● **Set task**: The records below need retyping in full; give them again exactly.

Dataset records:
++++++++++

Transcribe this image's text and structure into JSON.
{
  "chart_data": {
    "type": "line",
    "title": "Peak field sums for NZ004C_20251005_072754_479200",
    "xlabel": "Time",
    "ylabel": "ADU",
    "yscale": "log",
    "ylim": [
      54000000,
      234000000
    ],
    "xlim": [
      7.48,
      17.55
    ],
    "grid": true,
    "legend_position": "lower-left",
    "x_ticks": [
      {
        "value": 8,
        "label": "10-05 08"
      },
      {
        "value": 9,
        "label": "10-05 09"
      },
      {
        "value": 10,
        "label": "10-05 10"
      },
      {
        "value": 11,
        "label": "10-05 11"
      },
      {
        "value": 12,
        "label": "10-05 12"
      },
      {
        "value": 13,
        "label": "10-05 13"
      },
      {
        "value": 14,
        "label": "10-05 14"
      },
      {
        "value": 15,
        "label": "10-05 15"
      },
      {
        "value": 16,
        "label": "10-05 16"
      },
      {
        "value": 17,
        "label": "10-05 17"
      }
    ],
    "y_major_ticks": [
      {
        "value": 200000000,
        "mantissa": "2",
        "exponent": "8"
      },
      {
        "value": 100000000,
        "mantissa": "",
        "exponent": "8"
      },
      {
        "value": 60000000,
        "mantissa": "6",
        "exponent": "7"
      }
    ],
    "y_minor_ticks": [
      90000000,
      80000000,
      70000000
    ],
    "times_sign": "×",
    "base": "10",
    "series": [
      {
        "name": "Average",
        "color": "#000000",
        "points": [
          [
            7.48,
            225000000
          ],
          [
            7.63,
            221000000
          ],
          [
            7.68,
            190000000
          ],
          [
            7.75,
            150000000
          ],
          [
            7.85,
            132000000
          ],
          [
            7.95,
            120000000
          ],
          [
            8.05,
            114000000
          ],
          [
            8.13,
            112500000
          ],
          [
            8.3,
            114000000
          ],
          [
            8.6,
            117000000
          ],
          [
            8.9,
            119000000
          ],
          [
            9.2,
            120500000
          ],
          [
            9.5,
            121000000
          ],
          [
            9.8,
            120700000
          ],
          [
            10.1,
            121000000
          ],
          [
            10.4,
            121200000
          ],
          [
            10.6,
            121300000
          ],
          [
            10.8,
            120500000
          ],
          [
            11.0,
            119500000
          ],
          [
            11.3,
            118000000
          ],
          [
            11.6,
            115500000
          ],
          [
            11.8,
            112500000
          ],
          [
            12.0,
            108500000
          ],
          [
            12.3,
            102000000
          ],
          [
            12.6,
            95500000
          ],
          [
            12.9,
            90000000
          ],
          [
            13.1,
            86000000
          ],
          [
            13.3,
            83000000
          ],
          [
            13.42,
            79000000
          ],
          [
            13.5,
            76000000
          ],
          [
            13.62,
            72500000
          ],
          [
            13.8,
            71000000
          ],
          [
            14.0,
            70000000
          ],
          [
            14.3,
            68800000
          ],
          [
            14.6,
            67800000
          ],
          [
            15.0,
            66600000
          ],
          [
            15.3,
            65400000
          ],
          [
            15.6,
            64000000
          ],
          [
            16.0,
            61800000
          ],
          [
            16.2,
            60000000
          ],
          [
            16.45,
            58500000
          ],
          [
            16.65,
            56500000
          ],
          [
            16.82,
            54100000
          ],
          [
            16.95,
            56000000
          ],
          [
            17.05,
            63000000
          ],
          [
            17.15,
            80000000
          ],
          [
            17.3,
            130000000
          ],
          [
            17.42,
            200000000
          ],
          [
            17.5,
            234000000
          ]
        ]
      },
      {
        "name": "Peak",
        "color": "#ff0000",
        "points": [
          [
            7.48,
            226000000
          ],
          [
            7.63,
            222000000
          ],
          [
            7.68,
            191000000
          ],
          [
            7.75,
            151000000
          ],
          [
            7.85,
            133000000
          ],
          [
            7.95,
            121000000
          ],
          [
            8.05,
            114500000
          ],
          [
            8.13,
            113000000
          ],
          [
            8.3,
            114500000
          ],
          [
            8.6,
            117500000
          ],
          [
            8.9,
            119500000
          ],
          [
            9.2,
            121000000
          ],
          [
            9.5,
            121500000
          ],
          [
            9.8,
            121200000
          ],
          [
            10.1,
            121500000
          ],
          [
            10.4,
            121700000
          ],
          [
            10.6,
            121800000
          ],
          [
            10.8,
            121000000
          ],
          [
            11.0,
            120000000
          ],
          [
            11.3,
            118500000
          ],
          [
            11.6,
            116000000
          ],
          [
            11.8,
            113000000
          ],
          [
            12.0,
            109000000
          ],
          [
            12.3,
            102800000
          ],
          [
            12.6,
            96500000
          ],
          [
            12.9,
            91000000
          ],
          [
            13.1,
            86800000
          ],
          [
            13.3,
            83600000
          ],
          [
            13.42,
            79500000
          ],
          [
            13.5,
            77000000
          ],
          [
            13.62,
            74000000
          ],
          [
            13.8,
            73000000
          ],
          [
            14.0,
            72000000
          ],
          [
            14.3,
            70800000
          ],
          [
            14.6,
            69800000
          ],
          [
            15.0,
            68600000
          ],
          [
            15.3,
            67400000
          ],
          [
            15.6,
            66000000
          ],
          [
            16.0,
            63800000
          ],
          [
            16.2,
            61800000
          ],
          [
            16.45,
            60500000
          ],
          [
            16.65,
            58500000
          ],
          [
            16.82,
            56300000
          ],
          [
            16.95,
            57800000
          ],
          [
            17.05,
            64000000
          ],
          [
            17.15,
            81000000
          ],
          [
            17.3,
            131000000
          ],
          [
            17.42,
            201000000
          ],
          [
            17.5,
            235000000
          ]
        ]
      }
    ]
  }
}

++++++++++

● **Output**:
Transcribe this image's text and structure into JSON.
{
  "chart_data": {
    "type": "line",
    "title": "Peak field sums for NZ004C_20251005_072754_479200",
    "xlabel": "Time",
    "ylabel": "ADU",
    "yscale": "log",
    "ylim": [
      54000000,
      234000000
    ],
    "xlim": [
      7.48,
      17.55
    ],
    "grid": true,
    "legend_position": "lower-left",
    "x_ticks": [
      {
        "value": 8,
        "label": "10-05 08"
      },
      {
        "value": 9,
        "label": "10-05 09"
      },
      {
        "value": 10,
        "label": "10-05 10"
      },
      {
        "value": 11,
        "label": "10-05 11"
      },
      {
        "value": 12,
        "label": "10-05 12"
      },
      {
        "value": 13,
        "label": "10-05 13"
      },
      {
        "value": 14,
        "label": "10-05 14"
      },
      {
        "value": 15,
        "label": "10-05 15"
      },
      {
        "value": 16,
        "label": "10-05 16"
      },
      {
        "value": 17,
        "label": "10-05 17"
      }
    ],
    "y_major_ticks": [
      {
        "value": 200000000,
        "mantissa": "2",
        "exponent": "8"
      },
      {
        "value": 100000000,
        "mantissa": "",
        "exponent": "8"
      },
      {
        "value": 60000000,
        "mantissa": "6",
        "exponent": "7"
      }
    ],
    "y_minor_ticks": [
      90000000,
      80000000,
      70000000
    ],
    "times_sign": "×",
    "base": "10",
    "series": [
      {
        "name": "Average",
        "color": "#000000",
        "points": [
          [
            7.48,
            225000000
          ],
          [
            7.63,
            221000000
          ],
          [
            7.68,
            190000000
          ],
          [
            7.75,
            150000000
          ],
          [
            7.85,
            132000000
          ],
          [
            7.95,
            120000000
          ],
          [
            8.05,
            114000000
          ],
          [
            8.13,
            112500000
          ],
          [
            8.3,
            114000000
          ],
          [
            8.6,
            117000000
          ],
          [
            8.9,
            119000000
          ],
          [
            9.2,
            120500000
          ],
          [
            9.5,
            121000000
          ],
          [
            9.8,
            120700000
          ],
          [
            10.1,
            121000000
          ],
          [
            10.4,
            121200000
          ],
          [
            10.6,
            121300000
          ],
          [
            10.8,
            120500000
          ],
          [
            11.0,
            119500000
          ],
          [
            11.3,
            118000000
          ],
          [
            11.6,
            115500000
          ],
          [
            11.8,
            112500000
          ],
          [
            12.0,
            108500000
          ],
          [
            12.3,
            102000000
          ],
          [
            12.6,
            95500000
          ],
          [
            12.9,
            90000000
          ],
          [
            13.1,
            86000000
          ],
          [
            13.3,
            83000000
          ],
          [
            13.42,
            79000000
          ],
          [
            13.5,
            76000000
          ],
          [
            13.62,
            72500000
          ],
          [
            13.8,
            71000000
          ],
          [
            14.0,
            70000000
          ],
          [
            14.3,
            68800000
          ],
          [
            14.6,
            67800000
          ],
          [
            15.0,
            66600000
          ],
          [
            15.3,
            65400000
          ],
          [
            15.6,
            64000000
          ],
          [
            16.0,
            61800000
          ],
          [
            16.2,
            60000000
          ],
          [
            16.45,
            58500000
          ],
          [
            16.65,
            56500000
          ],
          [
            16.82,
            54100000
          ],
          [
            16.95,
            56000000
          ],
          [
            17.05,
            63000000
          ],
          [
            17.15,
            80000000
          ],
          [
            17.3,
            130000000
          ],
          [
            17.42,
            200000000
          ],
          [
            17.5,
            234000000
          ]
        ]
      },
      {
        "name": "Peak",
        "color": "#ff0000",
        "points": [
          [
            7.48,
            226000000
          ],
          [
            7.63,
            222000000
          ],
          [
            7.68,
            191000000
          ],
          [
            7.75,
            151000000
          ],
          [
            7.85,
            133000000
          ],
          [
            7.95,
            121000000
          ],
          [
            8.05,
            114500000
          ],
          [
            8.13,
            113000000
          ],
          [
            8.3,
            114500000
          ],
          [
            8.6,
            117500000
          ],
          [
            8.9,
            119500000
          ],
          [
            9.2,
            121000000
          ],
          [
            9.5,
            121500000
          ],
          [
            9.8,
            121200000
          ],
          [
            10.1,
            121500000
          ],
          [
            10.4,
            121700000
          ],
          [
            10.6,
            121800000
          ],
          [
            10.8,
            121000000
          ],
          [
            11.0,
            120000000
          ],
          [
            11.3,
            118500000
          ],
          [
            11.6,
            116000000
          ],
          [
            11.8,
            113000000
          ],
          [
            12.0,
            109000000
          ],
          [
            12.3,
            102800000
          ],
          [
            12.6,
            96500000
          ],
          [
            12.9,
            91000000
          ],
          [
            13.1,
            86800000
          ],
          [
            13.3,
            83600000
          ],
          [
            13.42,
            79500000
          ],
          [
            13.5,
            77000000
          ],
          [
            13.62,
            74000000
          ],
          [
            13.8,
            73000000
          ],
          [
            14.0,
            72000000
          ],
          [
            14.3,
            70800000
          ],
          [
            14.6,
            69800000
          ],
          [
            15.0,
            68600000
          ],
          [
            15.3,
            67400000
          ],
          [
            15.6,
            66000000
          ],
          [
            16.0,
            63800000
          ],
          [
            16.2,
            61800000
          ],
          [
            16.45,
            60500000
          ],
          [
            16.65,
            58500000
          ],
          [
            16.82,
            56300000
          ],
          [
            16.95,
            57800000
          ],
          [
            17.05,
            64000000
          ],
          [
            17.15,
            81000000
          ],
          [
            17.3,
            131000000
          ],
          [
            17.42,
            201000000
          ],
          [
            17.5,
            235000000
          ]
        ]
      }
    ]
  }
}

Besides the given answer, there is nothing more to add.